[Structured figure records]
— Start —
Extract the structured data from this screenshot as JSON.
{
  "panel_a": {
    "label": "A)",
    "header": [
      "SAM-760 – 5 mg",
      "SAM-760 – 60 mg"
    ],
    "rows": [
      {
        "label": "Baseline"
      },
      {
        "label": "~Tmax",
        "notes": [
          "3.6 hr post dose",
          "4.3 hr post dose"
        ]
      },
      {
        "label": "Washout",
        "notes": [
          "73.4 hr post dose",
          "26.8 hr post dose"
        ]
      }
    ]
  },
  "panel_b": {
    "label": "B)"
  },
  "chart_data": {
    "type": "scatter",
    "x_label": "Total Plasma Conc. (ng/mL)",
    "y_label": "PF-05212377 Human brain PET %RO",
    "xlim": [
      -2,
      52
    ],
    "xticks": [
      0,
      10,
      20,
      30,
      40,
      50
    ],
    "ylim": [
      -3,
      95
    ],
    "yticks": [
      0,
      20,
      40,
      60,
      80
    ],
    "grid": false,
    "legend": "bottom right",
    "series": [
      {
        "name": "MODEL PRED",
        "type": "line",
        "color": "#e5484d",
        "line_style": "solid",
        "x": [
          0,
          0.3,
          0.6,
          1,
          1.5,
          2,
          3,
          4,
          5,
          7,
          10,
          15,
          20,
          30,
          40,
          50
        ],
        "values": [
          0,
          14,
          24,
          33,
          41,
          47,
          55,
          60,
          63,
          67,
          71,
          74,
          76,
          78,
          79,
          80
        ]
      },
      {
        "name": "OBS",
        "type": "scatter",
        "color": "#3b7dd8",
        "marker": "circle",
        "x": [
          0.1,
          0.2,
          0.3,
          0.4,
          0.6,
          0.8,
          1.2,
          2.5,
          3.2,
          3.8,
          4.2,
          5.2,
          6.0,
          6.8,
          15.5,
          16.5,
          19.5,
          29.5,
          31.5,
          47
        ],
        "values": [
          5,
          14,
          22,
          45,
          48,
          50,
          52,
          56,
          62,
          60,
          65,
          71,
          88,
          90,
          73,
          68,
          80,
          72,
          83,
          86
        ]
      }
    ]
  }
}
— End —
JOB:
Gather each line in the entries above where the string "type" is found.

OUTPUT FOR THIS EXERCISE:
    "type": "scatter",
        "type": "line",
        "type": "scatter",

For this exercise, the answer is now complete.